Transcribe every entry below word for word, but skip the pictures.

....................

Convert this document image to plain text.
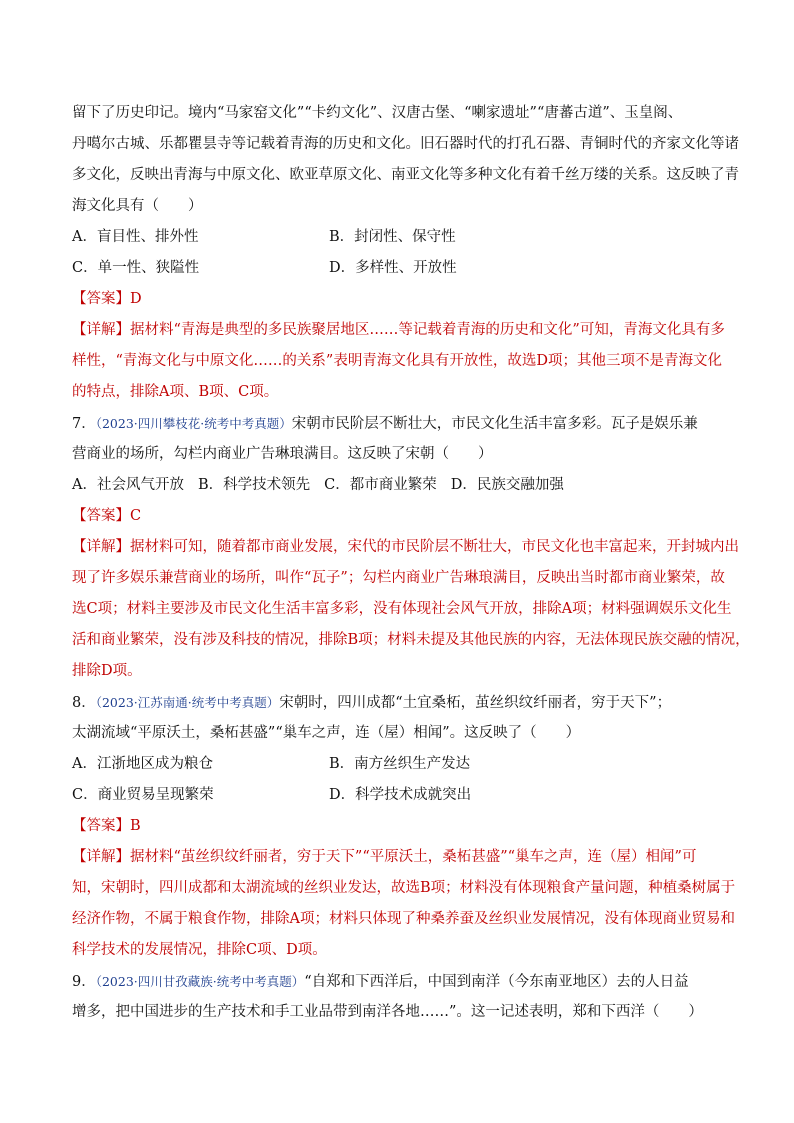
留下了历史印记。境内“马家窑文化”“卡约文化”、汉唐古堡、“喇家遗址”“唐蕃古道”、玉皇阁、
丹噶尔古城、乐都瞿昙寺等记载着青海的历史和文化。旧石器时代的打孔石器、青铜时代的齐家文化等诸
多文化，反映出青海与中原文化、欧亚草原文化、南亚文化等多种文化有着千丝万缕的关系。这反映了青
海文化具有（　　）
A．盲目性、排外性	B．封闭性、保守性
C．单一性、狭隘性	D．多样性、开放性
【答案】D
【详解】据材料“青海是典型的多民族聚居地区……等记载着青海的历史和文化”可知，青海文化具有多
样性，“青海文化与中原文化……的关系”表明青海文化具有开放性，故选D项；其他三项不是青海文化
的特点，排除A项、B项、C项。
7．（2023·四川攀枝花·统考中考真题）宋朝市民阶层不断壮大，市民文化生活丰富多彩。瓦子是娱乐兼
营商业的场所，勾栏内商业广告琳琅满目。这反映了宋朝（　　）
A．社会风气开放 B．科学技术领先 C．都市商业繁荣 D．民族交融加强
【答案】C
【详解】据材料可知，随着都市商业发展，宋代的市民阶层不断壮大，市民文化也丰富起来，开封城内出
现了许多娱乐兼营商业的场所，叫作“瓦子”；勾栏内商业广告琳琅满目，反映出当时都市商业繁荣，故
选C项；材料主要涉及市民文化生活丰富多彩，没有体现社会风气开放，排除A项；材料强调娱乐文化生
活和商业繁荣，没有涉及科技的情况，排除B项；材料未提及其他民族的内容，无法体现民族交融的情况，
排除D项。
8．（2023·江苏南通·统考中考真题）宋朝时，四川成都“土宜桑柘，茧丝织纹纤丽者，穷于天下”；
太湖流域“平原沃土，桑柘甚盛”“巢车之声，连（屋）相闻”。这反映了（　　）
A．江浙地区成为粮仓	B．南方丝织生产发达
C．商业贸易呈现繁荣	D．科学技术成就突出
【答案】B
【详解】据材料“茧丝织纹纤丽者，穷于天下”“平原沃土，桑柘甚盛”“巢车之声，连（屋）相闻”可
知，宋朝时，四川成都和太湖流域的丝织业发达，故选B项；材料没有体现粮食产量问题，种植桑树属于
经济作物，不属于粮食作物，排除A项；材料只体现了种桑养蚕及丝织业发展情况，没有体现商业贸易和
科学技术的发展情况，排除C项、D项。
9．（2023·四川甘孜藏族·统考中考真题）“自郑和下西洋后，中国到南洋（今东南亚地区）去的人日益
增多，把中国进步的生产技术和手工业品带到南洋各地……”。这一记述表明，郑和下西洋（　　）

....................

Completed exercise —
Convert this document image to plain text.
留下了历史印记。境内“马家窑文化”“卡约文化”、汉唐古堡、“喇家遗址”“唐蕃古道”、玉皇阁、
丹噶尔古城、乐都瞿昙寺等记载着青海的历史和文化。旧石器时代的打孔石器、青铜时代的齐家文化等诸
多文化，反映出青海与中原文化、欧亚草原文化、南亚文化等多种文化有着千丝万缕的关系。这反映了青
海文化具有（　　）
A．盲目性、排外性	B．封闭性、保守性
C．单一性、狭隘性	D．多样性、开放性
【答案】D
【详解】据材料“青海是典型的多民族聚居地区……等记载着青海的历史和文化”可知，青海文化具有多
样性，“青海文化与中原文化……的关系”表明青海文化具有开放性，故选D项；其他三项不是青海文化
的特点，排除A项、B项、C项。
7．（2023·四川攀枝花·统考中考真题）宋朝市民阶层不断壮大，市民文化生活丰富多彩。瓦子是娱乐兼
营商业的场所，勾栏内商业广告琳琅满目。这反映了宋朝（　　）
A．社会风气开放 B．科学技术领先 C．都市商业繁荣 D．民族交融加强
【答案】C
【详解】据材料可知，随着都市商业发展，宋代的市民阶层不断壮大，市民文化也丰富起来，开封城内出
现了许多娱乐兼营商业的场所，叫作“瓦子”；勾栏内商业广告琳琅满目，反映出当时都市商业繁荣，故
选C项；材料主要涉及市民文化生活丰富多彩，没有体现社会风气开放，排除A项；材料强调娱乐文化生
活和商业繁荣，没有涉及科技的情况，排除B项；材料未提及其他民族的内容，无法体现民族交融的情况，
排除D项。
8．（2023·江苏南通·统考中考真题）宋朝时，四川成都“土宜桑柘，茧丝织纹纤丽者，穷于天下”；
太湖流域“平原沃土，桑柘甚盛”“巢车之声，连（屋）相闻”。这反映了（　　）
A．江浙地区成为粮仓	B．南方丝织生产发达
C．商业贸易呈现繁荣	D．科学技术成就突出
【答案】B
【详解】据材料“茧丝织纹纤丽者，穷于天下”“平原沃土，桑柘甚盛”“巢车之声，连（屋）相闻”可
知，宋朝时，四川成都和太湖流域的丝织业发达，故选B项；材料没有体现粮食产量问题，种植桑树属于
经济作物，不属于粮食作物，排除A项；材料只体现了种桑养蚕及丝织业发展情况，没有体现商业贸易和
科学技术的发展情况，排除C项、D项。
9．（2023·四川甘孜藏族·统考中考真题）“自郑和下西洋后，中国到南洋（今东南亚地区）去的人日益
增多，把中国进步的生产技术和手工业品带到南洋各地……”。这一记述表明，郑和下西洋（　　）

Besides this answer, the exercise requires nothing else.